> _Task data_:
════
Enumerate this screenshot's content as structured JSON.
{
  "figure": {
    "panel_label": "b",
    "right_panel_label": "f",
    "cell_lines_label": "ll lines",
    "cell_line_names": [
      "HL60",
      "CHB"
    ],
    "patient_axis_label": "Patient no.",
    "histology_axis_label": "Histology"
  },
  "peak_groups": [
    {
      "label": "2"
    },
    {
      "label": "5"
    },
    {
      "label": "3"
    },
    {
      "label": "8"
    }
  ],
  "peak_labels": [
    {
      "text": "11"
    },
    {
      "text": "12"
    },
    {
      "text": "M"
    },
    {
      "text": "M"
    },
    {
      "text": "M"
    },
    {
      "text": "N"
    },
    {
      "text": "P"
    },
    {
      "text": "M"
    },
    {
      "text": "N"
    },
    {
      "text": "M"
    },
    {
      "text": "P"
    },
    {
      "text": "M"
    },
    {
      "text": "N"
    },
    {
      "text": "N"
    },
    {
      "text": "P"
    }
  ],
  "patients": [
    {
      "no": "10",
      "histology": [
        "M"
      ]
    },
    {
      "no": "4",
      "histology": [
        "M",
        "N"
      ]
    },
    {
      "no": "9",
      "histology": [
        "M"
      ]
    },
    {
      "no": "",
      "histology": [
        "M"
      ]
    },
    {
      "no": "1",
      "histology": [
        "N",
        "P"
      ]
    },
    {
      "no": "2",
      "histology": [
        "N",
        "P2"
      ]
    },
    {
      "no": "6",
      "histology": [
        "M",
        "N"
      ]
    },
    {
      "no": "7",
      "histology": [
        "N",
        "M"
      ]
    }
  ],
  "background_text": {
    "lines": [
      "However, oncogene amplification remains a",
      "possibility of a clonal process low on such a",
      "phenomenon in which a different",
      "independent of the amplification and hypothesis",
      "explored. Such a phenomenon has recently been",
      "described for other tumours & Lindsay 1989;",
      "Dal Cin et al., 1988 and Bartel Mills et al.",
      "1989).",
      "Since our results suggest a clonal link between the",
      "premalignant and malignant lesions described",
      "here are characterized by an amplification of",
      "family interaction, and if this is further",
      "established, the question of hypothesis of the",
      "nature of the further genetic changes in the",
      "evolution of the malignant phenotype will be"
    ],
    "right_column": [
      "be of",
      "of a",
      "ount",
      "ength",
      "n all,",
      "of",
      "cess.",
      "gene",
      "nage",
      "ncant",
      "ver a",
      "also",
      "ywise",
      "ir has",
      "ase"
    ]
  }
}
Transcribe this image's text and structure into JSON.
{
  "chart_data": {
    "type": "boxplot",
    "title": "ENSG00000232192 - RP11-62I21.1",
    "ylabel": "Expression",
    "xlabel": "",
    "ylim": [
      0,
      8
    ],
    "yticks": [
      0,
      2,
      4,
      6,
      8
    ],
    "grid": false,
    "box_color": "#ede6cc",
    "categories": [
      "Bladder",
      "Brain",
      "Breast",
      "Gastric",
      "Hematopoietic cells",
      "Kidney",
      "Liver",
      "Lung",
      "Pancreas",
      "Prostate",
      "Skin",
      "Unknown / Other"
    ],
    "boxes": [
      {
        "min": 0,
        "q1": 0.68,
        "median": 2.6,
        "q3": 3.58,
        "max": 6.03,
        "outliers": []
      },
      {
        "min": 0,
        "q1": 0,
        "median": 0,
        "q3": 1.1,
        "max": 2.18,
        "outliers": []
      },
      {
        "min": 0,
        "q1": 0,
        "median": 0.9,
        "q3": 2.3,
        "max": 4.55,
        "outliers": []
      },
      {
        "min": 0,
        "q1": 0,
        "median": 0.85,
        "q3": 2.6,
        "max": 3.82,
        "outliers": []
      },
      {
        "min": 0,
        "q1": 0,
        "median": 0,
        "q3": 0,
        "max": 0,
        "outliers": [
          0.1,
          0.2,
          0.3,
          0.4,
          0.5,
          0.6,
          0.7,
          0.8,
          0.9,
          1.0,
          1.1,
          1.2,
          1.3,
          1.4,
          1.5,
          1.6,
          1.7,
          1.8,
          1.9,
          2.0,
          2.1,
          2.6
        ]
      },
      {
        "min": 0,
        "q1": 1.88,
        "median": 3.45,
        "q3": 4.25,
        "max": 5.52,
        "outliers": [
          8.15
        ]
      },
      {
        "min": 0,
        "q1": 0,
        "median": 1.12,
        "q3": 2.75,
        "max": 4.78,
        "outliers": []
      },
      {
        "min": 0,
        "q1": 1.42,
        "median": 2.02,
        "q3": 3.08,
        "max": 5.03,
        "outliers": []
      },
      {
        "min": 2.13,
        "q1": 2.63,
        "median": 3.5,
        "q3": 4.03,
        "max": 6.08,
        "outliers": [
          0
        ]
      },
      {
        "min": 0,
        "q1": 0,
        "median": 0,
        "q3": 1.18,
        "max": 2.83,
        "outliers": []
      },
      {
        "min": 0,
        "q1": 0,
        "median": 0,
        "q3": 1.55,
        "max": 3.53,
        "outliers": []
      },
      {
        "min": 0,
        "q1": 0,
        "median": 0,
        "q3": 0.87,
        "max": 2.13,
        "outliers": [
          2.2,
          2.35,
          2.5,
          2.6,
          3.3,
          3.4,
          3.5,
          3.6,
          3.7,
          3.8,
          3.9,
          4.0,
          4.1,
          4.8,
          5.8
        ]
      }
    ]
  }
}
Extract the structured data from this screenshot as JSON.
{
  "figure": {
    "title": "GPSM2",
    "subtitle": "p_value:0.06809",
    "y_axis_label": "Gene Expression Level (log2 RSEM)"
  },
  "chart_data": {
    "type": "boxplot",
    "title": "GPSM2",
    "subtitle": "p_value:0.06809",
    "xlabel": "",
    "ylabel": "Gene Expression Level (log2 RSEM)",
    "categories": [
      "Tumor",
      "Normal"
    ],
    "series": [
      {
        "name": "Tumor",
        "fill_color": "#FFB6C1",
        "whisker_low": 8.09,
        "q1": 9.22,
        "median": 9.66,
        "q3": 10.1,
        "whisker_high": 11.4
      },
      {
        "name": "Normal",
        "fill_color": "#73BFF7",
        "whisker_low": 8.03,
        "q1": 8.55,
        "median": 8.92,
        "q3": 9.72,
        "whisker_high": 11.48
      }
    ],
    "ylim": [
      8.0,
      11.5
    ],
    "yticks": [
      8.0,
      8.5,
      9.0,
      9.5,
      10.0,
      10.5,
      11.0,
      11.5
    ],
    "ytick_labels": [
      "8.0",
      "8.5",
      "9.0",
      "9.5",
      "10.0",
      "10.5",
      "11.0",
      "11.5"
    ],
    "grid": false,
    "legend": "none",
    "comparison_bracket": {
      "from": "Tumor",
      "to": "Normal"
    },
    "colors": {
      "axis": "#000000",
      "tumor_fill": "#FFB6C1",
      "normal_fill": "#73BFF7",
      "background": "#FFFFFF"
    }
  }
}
════
Look for the word "this" in the records above, count the lines that hold it, and give only that number.

> _Response area_: 4